**Required task**
Transcribe all of the material exactly.
++++++++++
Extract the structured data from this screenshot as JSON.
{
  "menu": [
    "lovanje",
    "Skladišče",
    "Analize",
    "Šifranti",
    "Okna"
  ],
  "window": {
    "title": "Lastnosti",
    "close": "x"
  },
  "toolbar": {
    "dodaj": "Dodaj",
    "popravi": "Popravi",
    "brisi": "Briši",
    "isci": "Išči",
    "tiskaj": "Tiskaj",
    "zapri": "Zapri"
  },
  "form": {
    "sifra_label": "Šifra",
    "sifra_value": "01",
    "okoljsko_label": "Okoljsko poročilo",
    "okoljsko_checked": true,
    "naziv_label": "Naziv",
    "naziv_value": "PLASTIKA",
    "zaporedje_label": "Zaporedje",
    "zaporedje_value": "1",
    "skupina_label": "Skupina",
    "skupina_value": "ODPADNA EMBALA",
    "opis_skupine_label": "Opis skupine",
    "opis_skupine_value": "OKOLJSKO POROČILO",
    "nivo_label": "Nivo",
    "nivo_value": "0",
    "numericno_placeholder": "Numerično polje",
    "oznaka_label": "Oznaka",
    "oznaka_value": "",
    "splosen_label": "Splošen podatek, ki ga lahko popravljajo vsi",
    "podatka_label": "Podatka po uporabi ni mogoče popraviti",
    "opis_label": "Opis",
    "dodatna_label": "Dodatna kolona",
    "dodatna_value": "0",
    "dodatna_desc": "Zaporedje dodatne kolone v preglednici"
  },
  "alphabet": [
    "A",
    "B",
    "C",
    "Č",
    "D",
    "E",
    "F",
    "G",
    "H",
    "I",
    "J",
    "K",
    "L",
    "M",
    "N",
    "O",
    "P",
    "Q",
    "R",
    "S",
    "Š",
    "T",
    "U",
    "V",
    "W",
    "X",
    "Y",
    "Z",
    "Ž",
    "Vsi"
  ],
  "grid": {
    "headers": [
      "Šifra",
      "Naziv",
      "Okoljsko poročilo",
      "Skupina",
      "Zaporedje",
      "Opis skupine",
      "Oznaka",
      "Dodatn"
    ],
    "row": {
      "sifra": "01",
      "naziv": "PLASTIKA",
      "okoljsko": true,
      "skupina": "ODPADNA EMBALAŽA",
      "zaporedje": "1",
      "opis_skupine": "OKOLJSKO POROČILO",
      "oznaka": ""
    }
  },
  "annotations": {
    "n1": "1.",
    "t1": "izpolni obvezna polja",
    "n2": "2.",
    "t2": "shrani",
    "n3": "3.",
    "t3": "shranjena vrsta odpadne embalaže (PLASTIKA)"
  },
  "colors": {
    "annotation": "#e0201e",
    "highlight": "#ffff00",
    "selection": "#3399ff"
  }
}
++++++++++
**Result**
Extract the structured data from this screenshot as JSON.
{
  "menu": [
    "lovanje",
    "Skladišče",
    "Analize",
    "Šifranti",
    "Okna"
  ],
  "window": {
    "title": "Lastnosti",
    "close": "x"
  },
  "toolbar": {
    "dodaj": "Dodaj",
    "popravi": "Popravi",
    "brisi": "Briši",
    "isci": "Išči",
    "tiskaj": "Tiskaj",
    "zapri": "Zapri"
  },
  "form": {
    "sifra_label": "Šifra",
    "sifra_value": "01",
    "okoljsko_label": "Okoljsko poročilo",
    "okoljsko_checked": true,
    "naziv_label": "Naziv",
    "naziv_value": "PLASTIKA",
    "zaporedje_label": "Zaporedje",
    "zaporedje_value": "1",
    "skupina_label": "Skupina",
    "skupina_value": "ODPADNA EMBALA",
    "opis_skupine_label": "Opis skupine",
    "opis_skupine_value": "OKOLJSKO POROČILO",
    "nivo_label": "Nivo",
    "nivo_value": "0",
    "numericno_placeholder": "Numerično polje",
    "oznaka_label": "Oznaka",
    "oznaka_value": "",
    "splosen_label": "Splošen podatek, ki ga lahko popravljajo vsi",
    "podatka_label": "Podatka po uporabi ni mogoče popraviti",
    "opis_label": "Opis",
    "dodatna_label": "Dodatna kolona",
    "dodatna_value": "0",
    "dodatna_desc": "Zaporedje dodatne kolone v preglednici"
  },
  "alphabet": [
    "A",
    "B",
    "C",
    "Č",
    "D",
    "E",
    "F",
    "G",
    "H",
    "I",
    "J",
    "K",
    "L",
    "M",
    "N",
    "O",
    "P",
    "Q",
    "R",
    "S",
    "Š",
    "T",
    "U",
    "V",
    "W",
    "X",
    "Y",
    "Z",
    "Ž",
    "Vsi"
  ],
  "grid": {
    "headers": [
      "Šifra",
      "Naziv",
      "Okoljsko poročilo",
      "Skupina",
      "Zaporedje",
      "Opis skupine",
      "Oznaka",
      "Dodatn"
    ],
    "row": {
      "sifra": "01",
      "naziv": "PLASTIKA",
      "okoljsko": true,
      "skupina": "ODPADNA EMBALAŽA",
      "zaporedje": "1",
      "opis_skupine": "OKOLJSKO POROČILO",
      "oznaka": ""
    }
  },
  "annotations": {
    "n1": "1.",
    "t1": "izpolni obvezna polja",
    "n2": "2.",
    "t2": "shrani",
    "n3": "3.",
    "t3": "shranjena vrsta odpadne embalaže (PLASTIKA)"
  },
  "colors": {
    "annotation": "#e0201e",
    "highlight": "#ffff00",
    "selection": "#3399ff"
  }
}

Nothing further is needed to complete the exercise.